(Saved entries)
◆ ◆ ◆ ◆

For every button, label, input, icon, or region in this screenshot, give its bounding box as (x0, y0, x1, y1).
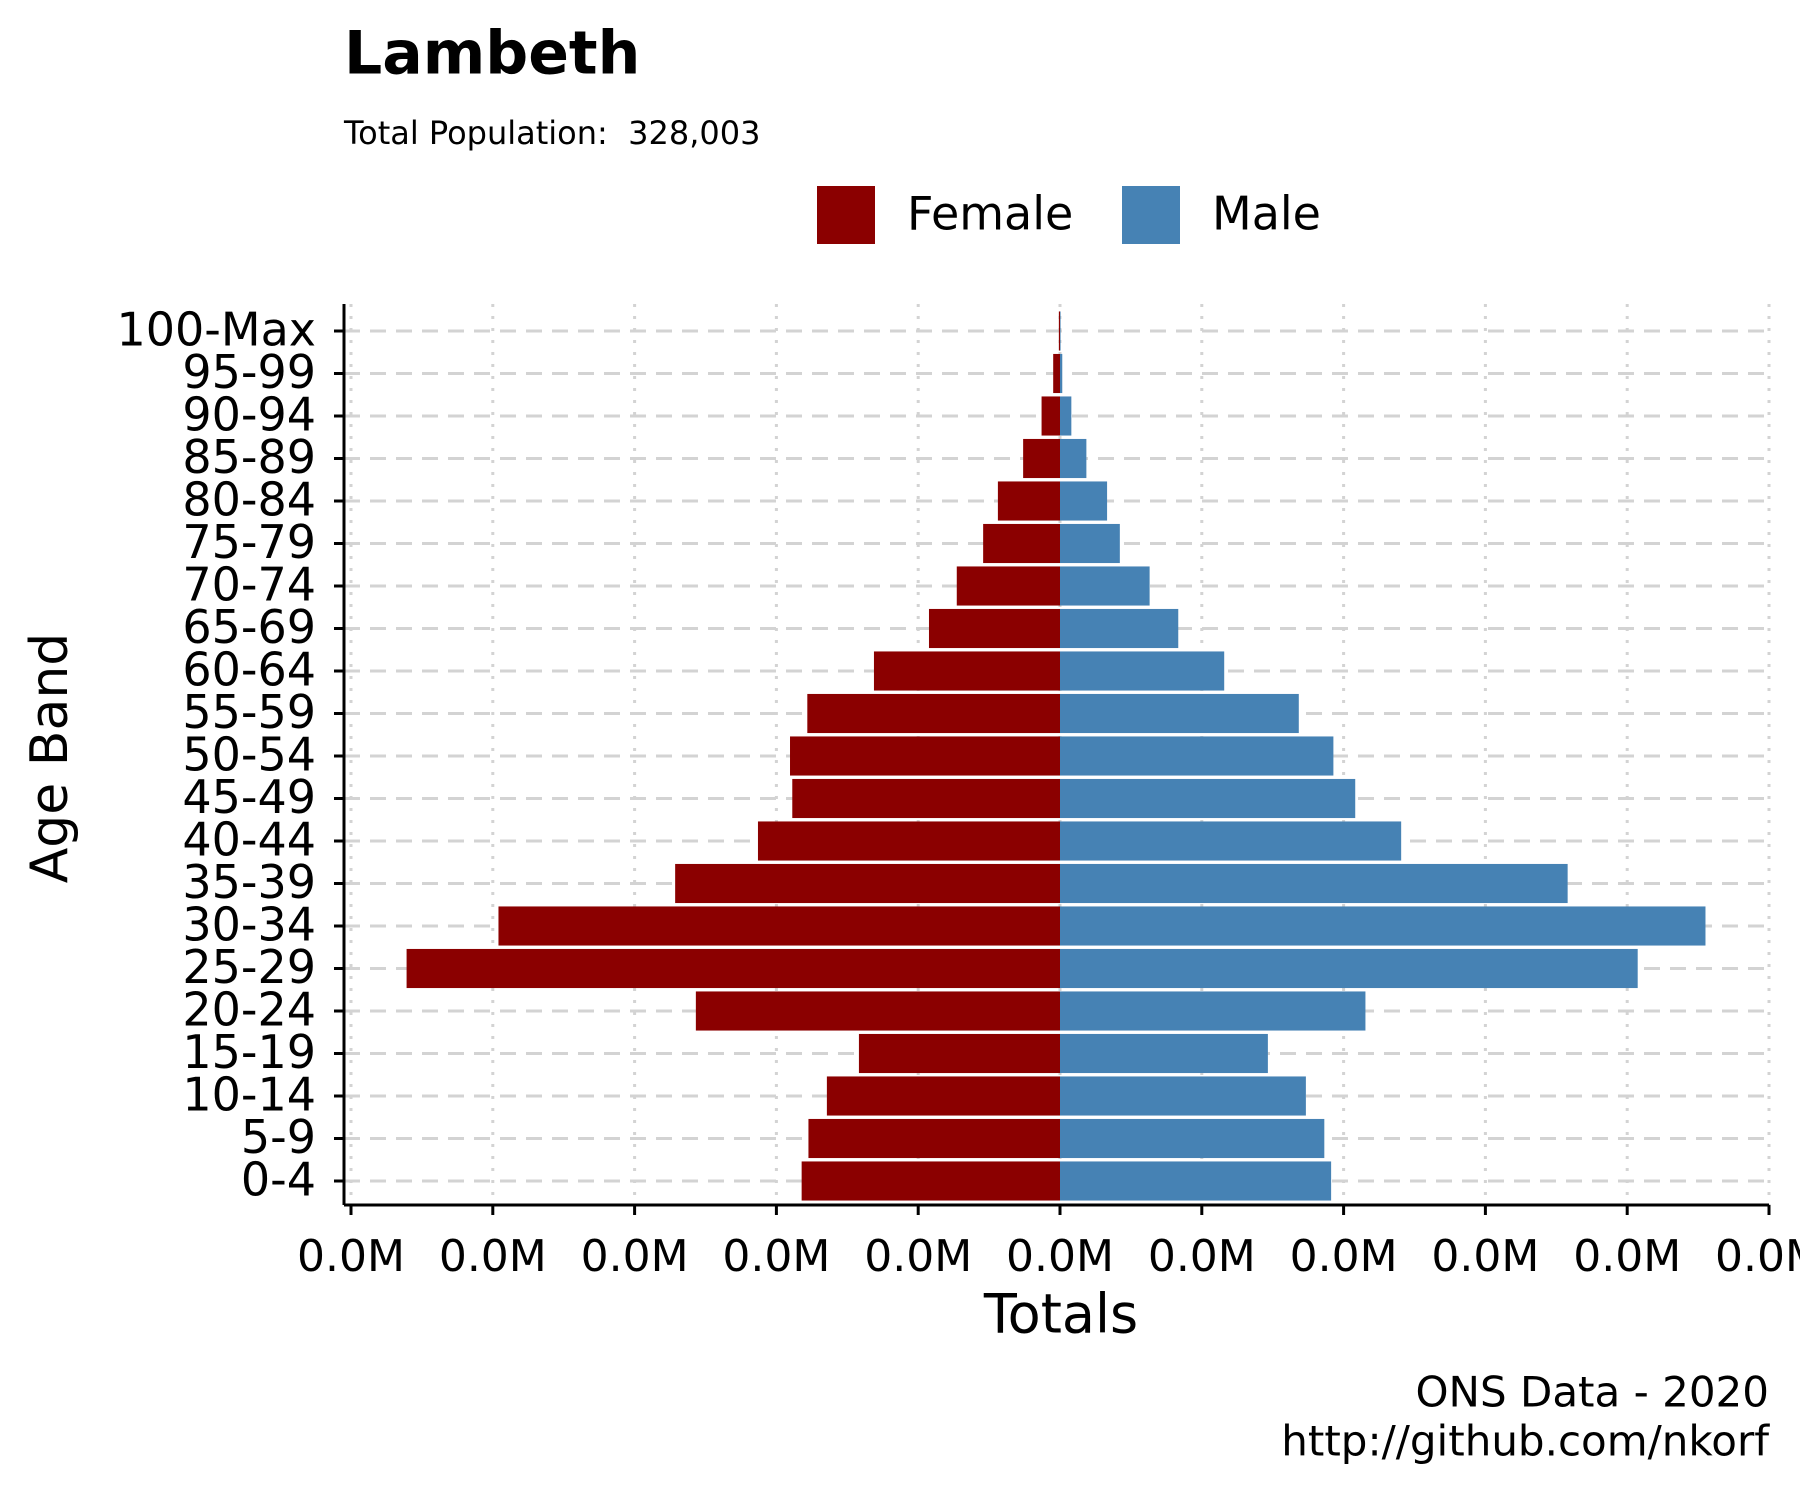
bar (928, 608, 1060, 649)
bar (790, 736, 1060, 776)
bar (1060, 948, 1638, 989)
bar (498, 906, 1060, 946)
bar (1060, 481, 1108, 521)
y-tick-label: 65-69 (182, 600, 316, 654)
y-tick-label: 5-9 (241, 1110, 316, 1164)
bar (1060, 1118, 1325, 1159)
x-tick-label: 0.0M (581, 1231, 689, 1282)
bar (801, 1161, 1060, 1201)
y-tick-label: 55-59 (182, 685, 316, 739)
x-axis-title: Totals (983, 1283, 1138, 1346)
bar (858, 1033, 1060, 1074)
bar (1060, 821, 1402, 861)
bar (695, 991, 1060, 1031)
bar (1060, 778, 1356, 819)
bar (1060, 1161, 1332, 1201)
caption: http://github.com/nkorf (1281, 1417, 1770, 1466)
bar (1060, 311, 1061, 351)
bar (406, 948, 1061, 989)
bar (1060, 523, 1120, 564)
y-tick-label: 100-Max (117, 303, 317, 357)
bar (873, 651, 1060, 691)
chart-title: Lambeth (344, 19, 640, 89)
x-tick-label: 0.0M (722, 1231, 830, 1282)
bar (675, 863, 1060, 904)
legend-label: Female (907, 187, 1073, 241)
x-tick-label: 0.0M (439, 1231, 547, 1282)
bar (792, 778, 1060, 819)
bar (1060, 906, 1706, 946)
bar (1060, 693, 1299, 734)
bar (1041, 396, 1060, 436)
x-tick-label: 0.0M (1148, 1231, 1256, 1282)
chart-subtitle: Total Population: 328,003 (343, 114, 760, 152)
y-tick-label: 50-54 (182, 728, 316, 782)
x-tick-label: 0.0M (1006, 1231, 1114, 1282)
y-tick-label: 30-34 (182, 898, 316, 952)
y-tick-label: 15-19 (182, 1025, 316, 1079)
y-tick-label: 95-99 (182, 345, 316, 399)
bar (757, 821, 1060, 861)
bar (1060, 991, 1366, 1031)
y-tick-label: 0-4 (241, 1153, 316, 1207)
y-tick-label: 70-74 (182, 558, 316, 612)
bar (1060, 1076, 1306, 1116)
y-tick-label: 80-84 (182, 473, 316, 527)
x-tick-label: 0.0M (1715, 1231, 1800, 1282)
y-tick-label: 10-14 (182, 1068, 316, 1122)
bar (1060, 863, 1568, 904)
x-tick-label: 0.0M (1573, 1231, 1681, 1282)
bar (1060, 566, 1150, 606)
bar (1060, 396, 1072, 436)
legend-swatch (817, 186, 875, 244)
y-tick-label: 35-39 (182, 855, 316, 909)
bar (1060, 608, 1179, 649)
y-tick-label: 40-44 (182, 813, 316, 867)
bar (983, 523, 1060, 564)
x-tick-label: 0.0M (864, 1231, 972, 1282)
bar (1060, 736, 1334, 776)
bar (1060, 1033, 1268, 1074)
bar (807, 693, 1060, 734)
y-tick-label: 90-94 (182, 388, 316, 442)
y-tick-label: 45-49 (182, 770, 316, 824)
bar (1023, 438, 1060, 479)
y-tick-label: 20-24 (182, 983, 316, 1037)
bar (997, 481, 1060, 521)
bar (1058, 311, 1060, 351)
bar (1060, 438, 1087, 479)
legend-swatch (1122, 186, 1180, 244)
bar (1060, 651, 1225, 691)
bar (1060, 353, 1063, 394)
y-tick-label: 85-89 (182, 430, 316, 484)
y-axis-title: Age Band (20, 633, 80, 884)
x-tick-label: 0.0M (1290, 1231, 1398, 1282)
y-tick-label: 25-29 (182, 940, 316, 994)
bar (808, 1118, 1060, 1159)
y-tick-label: 60-64 (182, 643, 316, 697)
y-tick-label: 75-79 (182, 515, 316, 569)
legend-label: Male (1212, 187, 1321, 241)
caption: ONS Data - 2020 (1415, 1368, 1769, 1417)
x-tick-label: 0.0M (297, 1231, 405, 1282)
bar (956, 566, 1060, 606)
bar (1053, 353, 1060, 394)
x-tick-label: 0.0M (1431, 1231, 1539, 1282)
bar (826, 1076, 1060, 1116)
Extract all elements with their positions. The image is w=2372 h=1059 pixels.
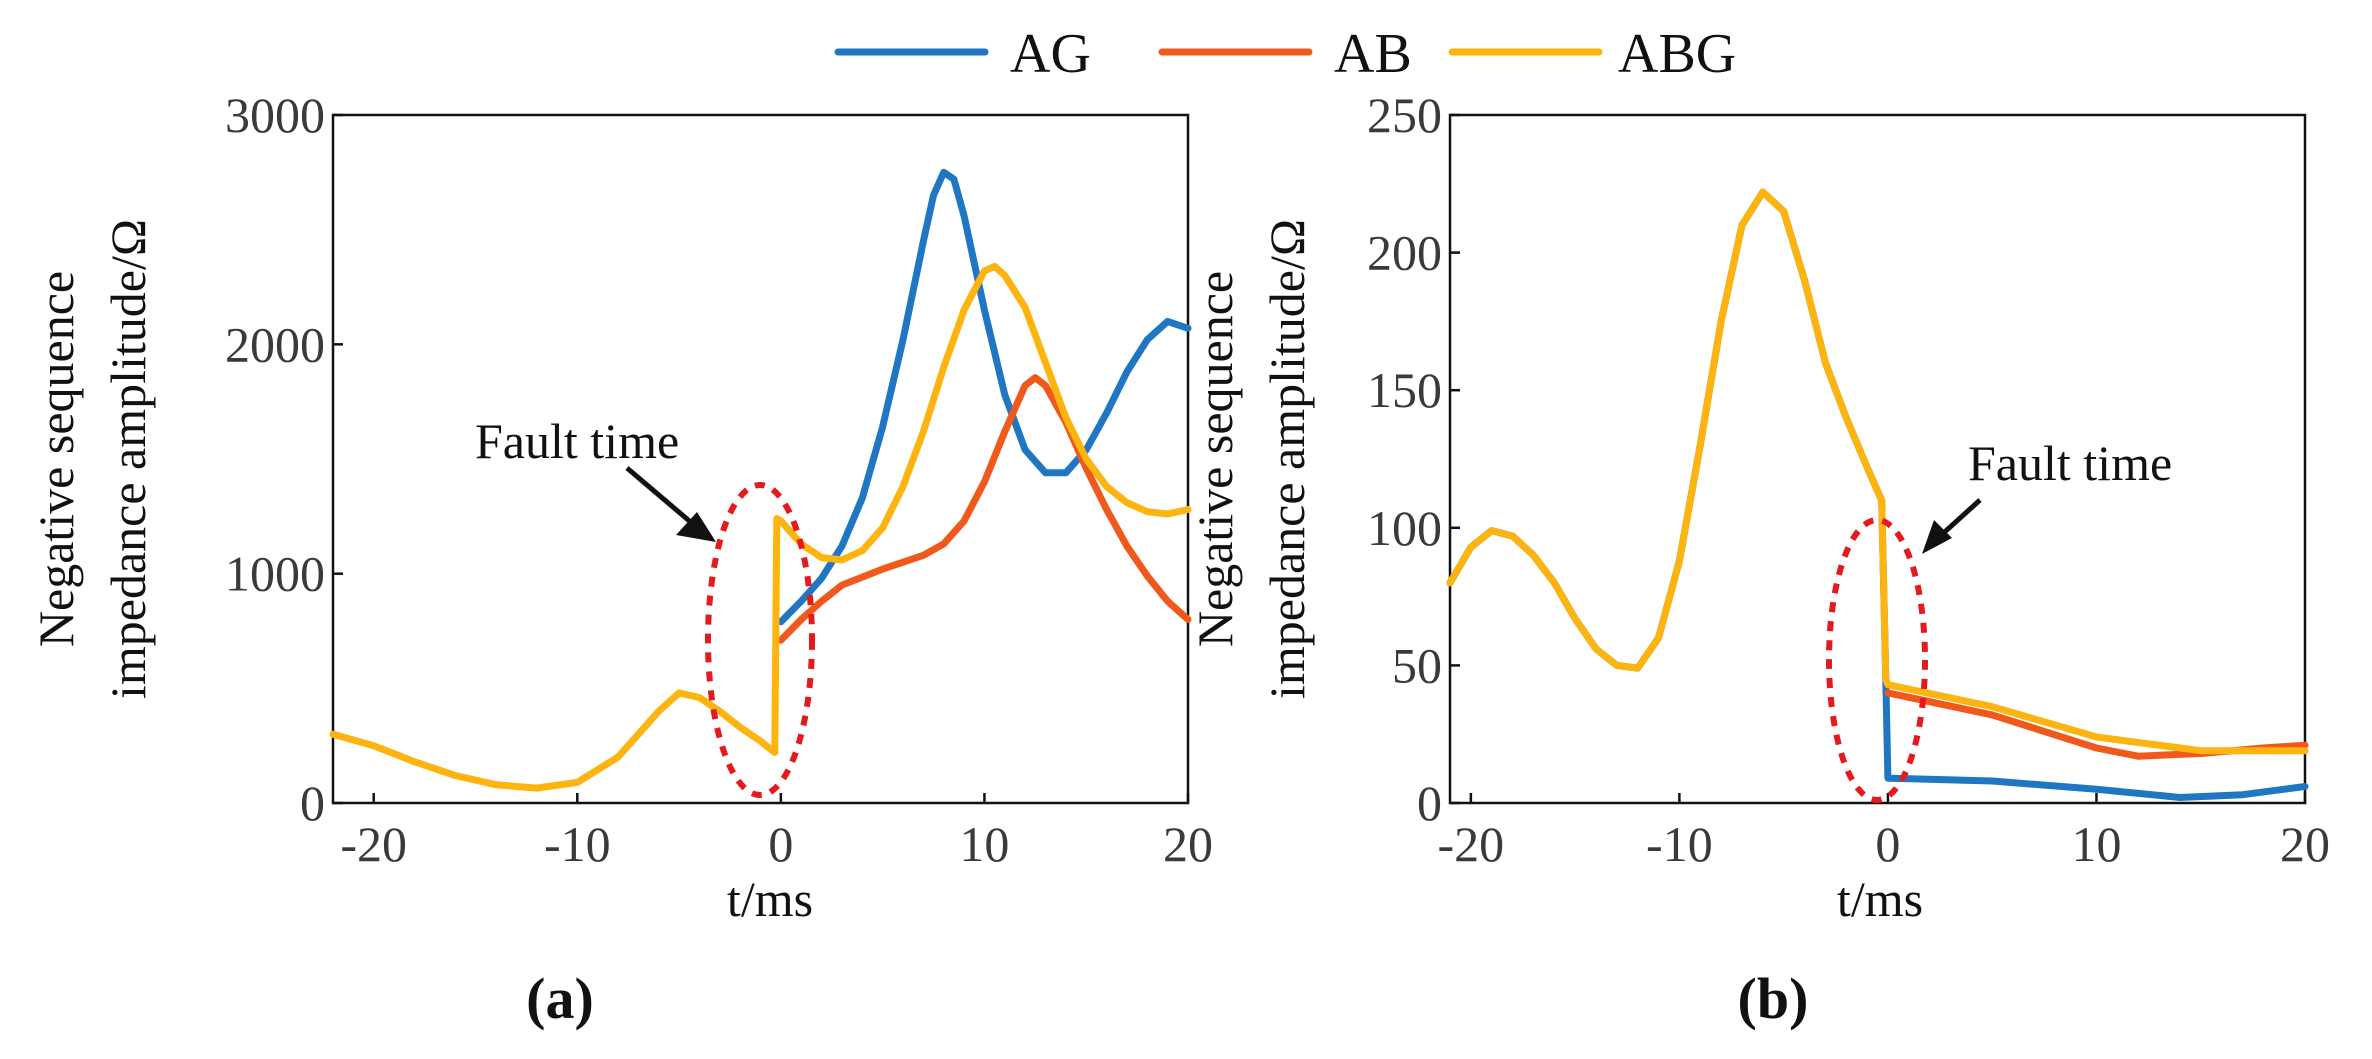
panel-a: -20 -10 0 10 20 0 1000 2000 3000 Fault time Nega…	[28, 87, 1213, 1031]
ytick-label-a-2000: 2000	[225, 316, 325, 372]
fault-arrow-a	[625, 466, 702, 532]
series-ab-a	[777, 374, 1192, 644]
panel-label-b: (b)	[1738, 966, 1809, 1031]
xtick-label-b-20: 20	[2280, 816, 2330, 872]
series-ab-b	[1884, 689, 2309, 760]
ylabel-a-line1: Negative sequence	[28, 271, 84, 647]
series-ag-a	[777, 168, 1192, 626]
xtick-label-b-10: 10	[2071, 816, 2121, 872]
xtick-label-a-10: 10	[959, 816, 1009, 872]
fault-arrowhead-b	[1922, 520, 1952, 554]
ytick-label-b-0: 0	[1417, 775, 1442, 831]
xtick-label-a--20: -20	[340, 816, 407, 872]
xtick-label-b--20: -20	[1438, 816, 1505, 872]
ytick-label-b-250: 250	[1367, 87, 1442, 143]
plot-frame-a	[331, 113, 1190, 805]
fault-ellipse-a	[705, 482, 815, 798]
xtick-label-b-0: 0	[1875, 816, 1900, 872]
fault-arrowhead-a	[676, 512, 716, 542]
legend-label-abg: ABG	[1618, 23, 1736, 85]
ytick-label-a-0: 0	[300, 775, 325, 831]
xlabel-b: t/ms	[1837, 871, 1923, 927]
legend-label-ab: AB	[1334, 23, 1412, 85]
ylabel-a-line2: impedance amplitude/Ω	[100, 219, 156, 699]
ylabel-b-line2: impedance amplitude/Ω	[1259, 219, 1315, 699]
fault-annotation-a: Fault time	[475, 413, 679, 469]
xtick-label-a-20: 20	[1163, 816, 1213, 872]
ytick-label-b-50: 50	[1392, 637, 1442, 693]
ytick-label-a-1000: 1000	[225, 546, 325, 602]
plot-frame-b	[1448, 113, 2307, 805]
ytick-label-b-150: 150	[1367, 362, 1442, 418]
ytick-label-b-200: 200	[1367, 225, 1442, 281]
series-abg-a	[329, 262, 1192, 792]
panel-label-a: (a)	[526, 966, 594, 1031]
xtick-label-a--10: -10	[544, 816, 611, 872]
fault-annotation-b: Fault time	[1968, 435, 2172, 491]
xtick-label-a-0: 0	[768, 816, 793, 872]
legend-label-ag: AG	[1010, 23, 1091, 85]
ylabel-b-line1: Negative sequence	[1187, 271, 1243, 647]
series-abg-b	[1446, 188, 2309, 755]
ytick-label-a-3000: 3000	[225, 87, 325, 143]
fault-ellipse-b	[1826, 517, 1928, 803]
xlabel-a: t/ms	[727, 871, 813, 927]
xtick-label-b--10: -10	[1646, 816, 1713, 872]
legend: AG AB ABG	[834, 23, 1736, 85]
ytick-label-b-100: 100	[1367, 500, 1442, 556]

◆ ◆ ◆ ◆

STATED PROBLEM: Edit the records from the line containing "panel-a: -20 -10" through the line containing "23, 1412, 85]" by replacing "arrowhead" with "tip", and leave everything else unchanged. Return only those lines.

REPLY:
panel-a: -20 -10 0 10 20 0 1000 2000 3000 Fault time Nega…	[28, 87, 1213, 1031]
ytick-label-a-2000: 2000	[225, 316, 325, 372]
fault-arrow-a	[625, 466, 702, 532]
series-ab-a	[777, 374, 1192, 644]
panel-label-b: (b)	[1738, 966, 1809, 1031]
xtick-label-b-20: 20	[2280, 816, 2330, 872]
series-ab-b	[1884, 689, 2309, 760]
ylabel-a-line1: Negative sequence	[28, 271, 84, 647]
series-ag-a	[777, 168, 1192, 626]
xtick-label-b-10: 10	[2071, 816, 2121, 872]
xtick-label-a-10: 10	[959, 816, 1009, 872]
fault-tip-b	[1922, 520, 1952, 554]
ytick-label-b-0: 0	[1417, 775, 1442, 831]
xtick-label-a--20: -20	[340, 816, 407, 872]
xtick-label-b--20: -20	[1438, 816, 1505, 872]
ytick-label-b-250: 250	[1367, 87, 1442, 143]
plot-frame-a	[331, 113, 1190, 805]
fault-ellipse-a	[705, 482, 815, 798]
xtick-label-b-0: 0	[1875, 816, 1900, 872]
fault-tip-a	[676, 512, 716, 542]
legend-label-abg: ABG	[1618, 23, 1736, 85]
ytick-label-a-0: 0	[300, 775, 325, 831]
xlabel-b: t/ms	[1837, 871, 1923, 927]
legend-label-ab: AB	[1334, 23, 1412, 85]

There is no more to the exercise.